[Your goal]: Transcribe each of the records below exactly, excluding all pictures.

Rows from a figure dataset:

::::::::::

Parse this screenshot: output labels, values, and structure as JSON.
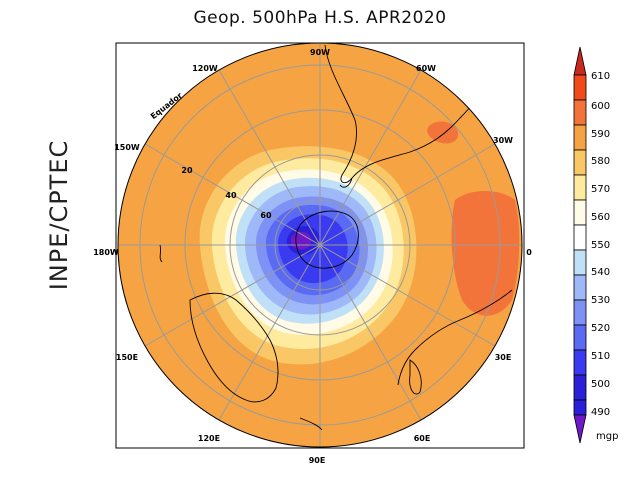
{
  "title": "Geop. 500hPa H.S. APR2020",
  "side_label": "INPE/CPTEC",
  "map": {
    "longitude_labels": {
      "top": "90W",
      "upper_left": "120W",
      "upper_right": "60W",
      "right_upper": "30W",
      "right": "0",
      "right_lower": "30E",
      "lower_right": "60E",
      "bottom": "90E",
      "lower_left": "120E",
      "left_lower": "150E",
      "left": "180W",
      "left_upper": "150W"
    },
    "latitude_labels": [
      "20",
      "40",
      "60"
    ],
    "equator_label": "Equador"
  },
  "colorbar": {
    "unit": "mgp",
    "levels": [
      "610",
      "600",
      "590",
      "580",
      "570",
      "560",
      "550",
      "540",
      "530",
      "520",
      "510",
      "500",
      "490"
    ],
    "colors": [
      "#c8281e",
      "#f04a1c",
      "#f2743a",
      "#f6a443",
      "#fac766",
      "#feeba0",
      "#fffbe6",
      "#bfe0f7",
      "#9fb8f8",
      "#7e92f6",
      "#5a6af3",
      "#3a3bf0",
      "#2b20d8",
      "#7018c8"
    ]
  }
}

::::::::::

[Exercise answer]:
Parse this screenshot: output labels, values, and structure as JSON.
{
  "title": "Geop. 500hPa H.S. APR2020",
  "side_label": "INPE/CPTEC",
  "map": {
    "longitude_labels": {
      "top": "90W",
      "upper_left": "120W",
      "upper_right": "60W",
      "right_upper": "30W",
      "right": "0",
      "right_lower": "30E",
      "lower_right": "60E",
      "bottom": "90E",
      "lower_left": "120E",
      "left_lower": "150E",
      "left": "180W",
      "left_upper": "150W"
    },
    "latitude_labels": [
      "20",
      "40",
      "60"
    ],
    "equator_label": "Equador"
  },
  "colorbar": {
    "unit": "mgp",
    "levels": [
      "610",
      "600",
      "590",
      "580",
      "570",
      "560",
      "550",
      "540",
      "530",
      "520",
      "510",
      "500",
      "490"
    ],
    "colors": [
      "#c8281e",
      "#f04a1c",
      "#f2743a",
      "#f6a443",
      "#fac766",
      "#feeba0",
      "#fffbe6",
      "#bfe0f7",
      "#9fb8f8",
      "#7e92f6",
      "#5a6af3",
      "#3a3bf0",
      "#2b20d8",
      "#7018c8"
    ]
  }
}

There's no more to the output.